Using the text about the DNC report, decide whether each of these statements agrees with it: (a) The report runs to 192 pages. (b) The disclaimer appears only on the report's first page. (c) The report's conclusion was left blank. For each, answer yes or no and quote the exact words from the text that decide it.
Top of Document text
The executive summary is blank. (”This section was not provided by author.”) The conclusion is blank. The appendices are blank. The notes for the reader are blank. The sources are blank. The DNC commissioned the report from a consultant named Paul Rivera, then annotated his own document with in-line objections like “Claim contradicts public reporting” and “Analysis not supported by the data” and “Methodology appears internally inconsistent” — by the DNC, on the document the DNC paid for.
Then they slapped a disclaimer on every page noting that the DNC was not provided with the underlying sourcing and cannot independently verify the claims.
Then the chair publicly distanced himself from the thing on release day and apologized for “creating an even bigger distraction.”
It is a 192-page document about how the Democratic Party lost, which the Democratic Party officially does not stand behind, written by a consultant the DNC is on the record correcting in the margins, released after months of internal pressure by a chair who would clearly rather it had stayed in a drawer.
Bottom of Document text
Top of Dataset
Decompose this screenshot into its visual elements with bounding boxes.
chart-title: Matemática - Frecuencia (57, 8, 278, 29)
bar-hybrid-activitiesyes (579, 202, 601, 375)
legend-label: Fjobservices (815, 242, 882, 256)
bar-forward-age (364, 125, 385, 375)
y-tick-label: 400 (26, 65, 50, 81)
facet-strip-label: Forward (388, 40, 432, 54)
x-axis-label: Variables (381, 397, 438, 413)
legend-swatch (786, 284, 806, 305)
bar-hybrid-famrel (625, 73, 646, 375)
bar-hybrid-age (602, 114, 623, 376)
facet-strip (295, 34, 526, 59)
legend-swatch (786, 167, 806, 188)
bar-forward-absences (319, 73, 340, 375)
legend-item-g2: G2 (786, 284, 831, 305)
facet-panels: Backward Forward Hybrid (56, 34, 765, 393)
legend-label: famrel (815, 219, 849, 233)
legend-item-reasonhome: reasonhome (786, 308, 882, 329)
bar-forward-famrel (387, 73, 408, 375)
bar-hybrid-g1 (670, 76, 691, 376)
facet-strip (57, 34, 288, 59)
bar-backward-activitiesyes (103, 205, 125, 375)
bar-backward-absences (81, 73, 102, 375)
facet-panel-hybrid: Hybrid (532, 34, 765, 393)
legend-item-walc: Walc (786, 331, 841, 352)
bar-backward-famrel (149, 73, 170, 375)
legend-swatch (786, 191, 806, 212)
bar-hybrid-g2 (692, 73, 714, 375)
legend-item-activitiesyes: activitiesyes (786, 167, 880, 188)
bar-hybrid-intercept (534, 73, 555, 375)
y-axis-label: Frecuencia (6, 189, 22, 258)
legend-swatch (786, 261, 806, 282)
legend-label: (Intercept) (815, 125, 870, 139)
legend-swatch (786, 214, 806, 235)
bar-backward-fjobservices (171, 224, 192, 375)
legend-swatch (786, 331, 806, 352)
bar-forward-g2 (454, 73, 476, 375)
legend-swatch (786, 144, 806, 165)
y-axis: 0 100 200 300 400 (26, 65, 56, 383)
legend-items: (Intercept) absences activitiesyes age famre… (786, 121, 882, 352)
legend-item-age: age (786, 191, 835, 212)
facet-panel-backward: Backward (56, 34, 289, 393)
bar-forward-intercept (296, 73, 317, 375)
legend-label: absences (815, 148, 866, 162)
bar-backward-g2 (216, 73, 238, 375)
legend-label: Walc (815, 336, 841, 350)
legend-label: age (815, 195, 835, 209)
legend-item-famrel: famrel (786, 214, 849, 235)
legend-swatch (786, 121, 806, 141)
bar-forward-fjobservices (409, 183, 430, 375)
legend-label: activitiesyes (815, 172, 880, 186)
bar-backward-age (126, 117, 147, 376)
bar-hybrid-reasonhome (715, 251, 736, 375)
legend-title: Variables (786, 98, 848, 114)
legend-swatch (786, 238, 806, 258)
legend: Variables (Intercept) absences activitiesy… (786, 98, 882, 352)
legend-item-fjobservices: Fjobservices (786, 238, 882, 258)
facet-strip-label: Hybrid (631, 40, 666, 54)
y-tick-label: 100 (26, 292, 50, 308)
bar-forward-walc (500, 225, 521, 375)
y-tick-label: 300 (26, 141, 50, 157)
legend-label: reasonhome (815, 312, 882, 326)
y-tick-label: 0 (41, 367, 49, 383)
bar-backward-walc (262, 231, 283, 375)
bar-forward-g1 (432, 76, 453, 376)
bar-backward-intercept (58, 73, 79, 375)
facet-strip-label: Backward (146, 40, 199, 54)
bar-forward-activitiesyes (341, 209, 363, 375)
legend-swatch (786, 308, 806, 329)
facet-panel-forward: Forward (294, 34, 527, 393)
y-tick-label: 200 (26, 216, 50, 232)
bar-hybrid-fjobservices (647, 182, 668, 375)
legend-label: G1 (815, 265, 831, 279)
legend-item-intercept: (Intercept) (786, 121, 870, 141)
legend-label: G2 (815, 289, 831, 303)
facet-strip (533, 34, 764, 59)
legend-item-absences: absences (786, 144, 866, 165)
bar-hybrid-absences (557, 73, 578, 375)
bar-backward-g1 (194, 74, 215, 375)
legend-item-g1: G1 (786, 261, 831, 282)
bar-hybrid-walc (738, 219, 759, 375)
Bottom of Dataset
● Result for this task:
(a) Yes: "It is a 192-page document"
(b) No: "slapped a disclaimer on every page"
(c) Yes: "The conclusion is blank."